## JOB
Begin at the line that contains "Transcribe this image's" and repeat every line from there to the end of the records below, inclusive, without adding any other line.
— START OF RECORDS SUPPLIED —
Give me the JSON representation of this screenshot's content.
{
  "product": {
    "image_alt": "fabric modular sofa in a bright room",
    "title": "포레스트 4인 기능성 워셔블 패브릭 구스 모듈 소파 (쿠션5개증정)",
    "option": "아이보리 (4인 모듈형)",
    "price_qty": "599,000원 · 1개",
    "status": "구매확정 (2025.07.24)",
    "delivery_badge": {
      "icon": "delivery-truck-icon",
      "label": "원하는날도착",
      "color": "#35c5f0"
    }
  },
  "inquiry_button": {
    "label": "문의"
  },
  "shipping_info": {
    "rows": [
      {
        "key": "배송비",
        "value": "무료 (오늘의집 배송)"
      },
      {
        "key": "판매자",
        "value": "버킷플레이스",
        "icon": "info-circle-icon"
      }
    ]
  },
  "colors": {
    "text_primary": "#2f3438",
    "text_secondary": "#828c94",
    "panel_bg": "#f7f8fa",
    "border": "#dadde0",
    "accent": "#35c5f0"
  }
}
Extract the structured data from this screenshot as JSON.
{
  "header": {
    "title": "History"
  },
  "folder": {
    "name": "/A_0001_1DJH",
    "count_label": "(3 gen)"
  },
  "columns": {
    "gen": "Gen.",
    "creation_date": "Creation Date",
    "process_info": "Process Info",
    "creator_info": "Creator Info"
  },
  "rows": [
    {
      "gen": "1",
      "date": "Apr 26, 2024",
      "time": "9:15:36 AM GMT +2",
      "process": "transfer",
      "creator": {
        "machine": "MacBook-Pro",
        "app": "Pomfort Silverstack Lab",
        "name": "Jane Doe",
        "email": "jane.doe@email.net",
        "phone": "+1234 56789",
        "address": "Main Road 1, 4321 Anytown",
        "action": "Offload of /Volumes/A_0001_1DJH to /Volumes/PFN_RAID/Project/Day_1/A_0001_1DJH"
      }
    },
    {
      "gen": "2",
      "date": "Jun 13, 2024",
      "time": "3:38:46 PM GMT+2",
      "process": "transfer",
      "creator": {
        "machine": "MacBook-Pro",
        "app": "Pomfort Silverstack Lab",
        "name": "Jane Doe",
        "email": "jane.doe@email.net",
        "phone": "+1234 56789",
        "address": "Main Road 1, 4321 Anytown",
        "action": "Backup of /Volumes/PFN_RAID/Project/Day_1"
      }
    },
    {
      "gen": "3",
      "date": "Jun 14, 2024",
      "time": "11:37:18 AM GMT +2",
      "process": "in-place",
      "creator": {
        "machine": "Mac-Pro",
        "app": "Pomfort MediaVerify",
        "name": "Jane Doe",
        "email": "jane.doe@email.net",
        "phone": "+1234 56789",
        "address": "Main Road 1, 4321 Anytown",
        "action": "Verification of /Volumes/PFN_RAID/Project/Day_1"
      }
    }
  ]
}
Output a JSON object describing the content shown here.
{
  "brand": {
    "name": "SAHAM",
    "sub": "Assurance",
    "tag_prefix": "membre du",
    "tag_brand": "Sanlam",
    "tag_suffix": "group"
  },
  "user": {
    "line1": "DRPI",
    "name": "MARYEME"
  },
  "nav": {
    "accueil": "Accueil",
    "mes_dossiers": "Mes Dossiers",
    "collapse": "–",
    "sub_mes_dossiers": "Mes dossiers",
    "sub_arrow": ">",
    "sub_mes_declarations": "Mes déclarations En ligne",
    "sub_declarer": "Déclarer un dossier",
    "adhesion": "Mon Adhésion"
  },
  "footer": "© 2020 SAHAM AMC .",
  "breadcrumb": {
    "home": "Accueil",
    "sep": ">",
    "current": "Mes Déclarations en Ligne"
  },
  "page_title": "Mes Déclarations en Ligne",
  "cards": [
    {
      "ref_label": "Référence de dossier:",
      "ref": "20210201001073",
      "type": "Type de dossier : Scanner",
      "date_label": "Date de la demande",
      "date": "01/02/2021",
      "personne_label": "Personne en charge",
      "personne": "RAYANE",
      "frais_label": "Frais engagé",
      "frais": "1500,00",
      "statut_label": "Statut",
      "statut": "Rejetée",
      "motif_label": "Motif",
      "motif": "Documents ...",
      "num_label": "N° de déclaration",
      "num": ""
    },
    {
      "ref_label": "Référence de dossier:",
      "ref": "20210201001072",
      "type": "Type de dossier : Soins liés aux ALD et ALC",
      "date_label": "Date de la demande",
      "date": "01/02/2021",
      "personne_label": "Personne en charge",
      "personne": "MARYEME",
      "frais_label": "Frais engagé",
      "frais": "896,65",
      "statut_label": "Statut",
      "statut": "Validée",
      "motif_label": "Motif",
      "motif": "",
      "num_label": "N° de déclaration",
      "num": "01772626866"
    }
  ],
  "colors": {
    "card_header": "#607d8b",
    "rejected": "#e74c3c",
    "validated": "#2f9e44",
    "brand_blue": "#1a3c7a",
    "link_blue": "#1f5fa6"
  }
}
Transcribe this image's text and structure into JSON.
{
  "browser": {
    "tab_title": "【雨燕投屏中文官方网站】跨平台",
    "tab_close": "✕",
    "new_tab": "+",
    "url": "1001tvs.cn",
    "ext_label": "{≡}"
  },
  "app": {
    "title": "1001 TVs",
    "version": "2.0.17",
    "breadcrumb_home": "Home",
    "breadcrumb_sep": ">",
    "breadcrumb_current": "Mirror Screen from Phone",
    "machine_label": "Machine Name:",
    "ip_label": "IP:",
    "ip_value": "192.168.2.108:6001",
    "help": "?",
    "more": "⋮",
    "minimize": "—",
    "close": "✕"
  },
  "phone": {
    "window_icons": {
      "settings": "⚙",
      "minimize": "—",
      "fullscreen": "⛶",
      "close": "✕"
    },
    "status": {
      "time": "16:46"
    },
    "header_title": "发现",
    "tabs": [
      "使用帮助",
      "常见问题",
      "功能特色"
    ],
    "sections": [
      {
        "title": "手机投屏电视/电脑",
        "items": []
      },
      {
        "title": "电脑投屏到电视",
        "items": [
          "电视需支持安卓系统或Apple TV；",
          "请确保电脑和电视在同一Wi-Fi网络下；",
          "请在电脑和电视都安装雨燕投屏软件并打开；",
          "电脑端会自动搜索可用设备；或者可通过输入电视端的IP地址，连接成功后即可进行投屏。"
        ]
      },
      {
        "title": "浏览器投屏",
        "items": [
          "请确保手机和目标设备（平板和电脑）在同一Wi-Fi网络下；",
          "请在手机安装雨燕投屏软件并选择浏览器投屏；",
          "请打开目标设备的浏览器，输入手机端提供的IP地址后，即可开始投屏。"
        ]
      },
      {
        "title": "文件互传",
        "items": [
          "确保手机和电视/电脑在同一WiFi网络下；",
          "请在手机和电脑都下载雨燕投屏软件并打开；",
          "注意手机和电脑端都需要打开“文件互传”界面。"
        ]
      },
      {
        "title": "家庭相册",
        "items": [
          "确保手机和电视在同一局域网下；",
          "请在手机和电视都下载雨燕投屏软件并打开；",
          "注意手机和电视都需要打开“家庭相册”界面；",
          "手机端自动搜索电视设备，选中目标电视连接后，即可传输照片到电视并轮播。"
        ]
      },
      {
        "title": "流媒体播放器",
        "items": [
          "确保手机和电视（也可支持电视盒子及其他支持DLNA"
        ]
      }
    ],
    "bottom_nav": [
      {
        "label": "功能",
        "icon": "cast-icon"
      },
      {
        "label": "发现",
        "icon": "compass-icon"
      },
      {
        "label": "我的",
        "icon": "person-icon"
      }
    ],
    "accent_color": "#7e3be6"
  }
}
— END OF RECORDS SUPPLIED —
## FULL SOLUTION
Transcribe this image's text and structure into JSON.
{
  "browser": {
    "tab_title": "【雨燕投屏中文官方网站】跨平台",
    "tab_close": "✕",
    "new_tab": "+",
    "url": "1001tvs.cn",
    "ext_label": "{≡}"
  },
  "app": {
    "title": "1001 TVs",
    "version": "2.0.17",
    "breadcrumb_home": "Home",
    "breadcrumb_sep": ">",
    "breadcrumb_current": "Mirror Screen from Phone",
    "machine_label": "Machine Name:",
    "ip_label": "IP:",
    "ip_value": "192.168.2.108:6001",
    "help": "?",
    "more": "⋮",
    "minimize": "—",
    "close": "✕"
  },
  "phone": {
    "window_icons": {
      "settings": "⚙",
      "minimize": "—",
      "fullscreen": "⛶",
      "close": "✕"
    },
    "status": {
      "time": "16:46"
    },
    "header_title": "发现",
    "tabs": [
      "使用帮助",
      "常见问题",
      "功能特色"
    ],
    "sections": [
      {
        "title": "手机投屏电视/电脑",
        "items": []
      },
      {
        "title": "电脑投屏到电视",
        "items": [
          "电视需支持安卓系统或Apple TV；",
          "请确保电脑和电视在同一Wi-Fi网络下；",
          "请在电脑和电视都安装雨燕投屏软件并打开；",
          "电脑端会自动搜索可用设备；或者可通过输入电视端的IP地址，连接成功后即可进行投屏。"
        ]
      },
      {
        "title": "浏览器投屏",
        "items": [
          "请确保手机和目标设备（平板和电脑）在同一Wi-Fi网络下；",
          "请在手机安装雨燕投屏软件并选择浏览器投屏；",
          "请打开目标设备的浏览器，输入手机端提供的IP地址后，即可开始投屏。"
        ]
      },
      {
        "title": "文件互传",
        "items": [
          "确保手机和电视/电脑在同一WiFi网络下；",
          "请在手机和电脑都下载雨燕投屏软件并打开；",
          "注意手机和电脑端都需要打开“文件互传”界面。"
        ]
      },
      {
        "title": "家庭相册",
        "items": [
          "确保手机和电视在同一局域网下；",
          "请在手机和电视都下载雨燕投屏软件并打开；",
          "注意手机和电视都需要打开“家庭相册”界面；",
          "手机端自动搜索电视设备，选中目标电视连接后，即可传输照片到电视并轮播。"
        ]
      },
      {
        "title": "流媒体播放器",
        "items": [
          "确保手机和电视（也可支持电视盒子及其他支持DLNA"
        ]
      }
    ],
    "bottom_nav": [
      {
        "label": "功能",
        "icon": "cast-icon"
      },
      {
        "label": "发现",
        "icon": "compass-icon"
      },
      {
        "label": "我的",
        "icon": "person-icon"
      }
    ],
    "accent_color": "#7e3be6"
  }
}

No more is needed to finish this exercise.